(Entries from a dataset)
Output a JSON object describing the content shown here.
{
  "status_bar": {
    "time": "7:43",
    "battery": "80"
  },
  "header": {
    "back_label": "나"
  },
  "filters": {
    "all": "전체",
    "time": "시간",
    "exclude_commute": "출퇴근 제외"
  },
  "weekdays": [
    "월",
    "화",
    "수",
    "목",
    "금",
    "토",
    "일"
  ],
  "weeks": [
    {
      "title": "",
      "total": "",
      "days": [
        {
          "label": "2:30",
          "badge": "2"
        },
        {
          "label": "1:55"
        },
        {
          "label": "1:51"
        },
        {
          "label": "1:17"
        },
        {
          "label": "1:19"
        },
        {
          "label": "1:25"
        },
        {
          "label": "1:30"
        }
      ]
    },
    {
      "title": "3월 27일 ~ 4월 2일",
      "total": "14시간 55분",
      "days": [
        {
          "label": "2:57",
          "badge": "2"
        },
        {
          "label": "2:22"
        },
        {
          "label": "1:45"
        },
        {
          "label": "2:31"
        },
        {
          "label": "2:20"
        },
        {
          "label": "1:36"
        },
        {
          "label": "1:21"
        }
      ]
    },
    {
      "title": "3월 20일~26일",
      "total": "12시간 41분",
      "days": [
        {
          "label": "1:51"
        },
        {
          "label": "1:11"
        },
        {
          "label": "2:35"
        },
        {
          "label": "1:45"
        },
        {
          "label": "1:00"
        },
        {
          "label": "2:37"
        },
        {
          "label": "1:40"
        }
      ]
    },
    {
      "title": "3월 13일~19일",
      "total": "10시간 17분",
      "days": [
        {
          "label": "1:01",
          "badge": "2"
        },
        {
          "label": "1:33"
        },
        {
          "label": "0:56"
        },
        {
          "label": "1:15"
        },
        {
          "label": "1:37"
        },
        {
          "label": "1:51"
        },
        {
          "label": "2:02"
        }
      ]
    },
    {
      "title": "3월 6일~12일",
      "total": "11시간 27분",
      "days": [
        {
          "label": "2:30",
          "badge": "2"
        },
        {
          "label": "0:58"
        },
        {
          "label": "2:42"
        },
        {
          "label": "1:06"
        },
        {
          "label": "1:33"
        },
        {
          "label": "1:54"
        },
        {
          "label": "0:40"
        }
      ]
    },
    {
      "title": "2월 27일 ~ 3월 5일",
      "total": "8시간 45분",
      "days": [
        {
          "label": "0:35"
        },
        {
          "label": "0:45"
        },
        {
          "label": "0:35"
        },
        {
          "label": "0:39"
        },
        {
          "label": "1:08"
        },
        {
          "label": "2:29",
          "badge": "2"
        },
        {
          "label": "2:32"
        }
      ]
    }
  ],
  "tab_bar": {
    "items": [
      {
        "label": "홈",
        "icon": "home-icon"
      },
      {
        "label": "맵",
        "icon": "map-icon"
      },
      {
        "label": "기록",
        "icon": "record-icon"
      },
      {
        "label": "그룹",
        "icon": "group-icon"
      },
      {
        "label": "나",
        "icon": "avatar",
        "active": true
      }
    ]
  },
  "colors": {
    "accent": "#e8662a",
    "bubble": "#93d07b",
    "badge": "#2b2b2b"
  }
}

OBJECTIVE
Say the number of lines in the records above that include the string "icon", and no more.

TASK SOLUTION
5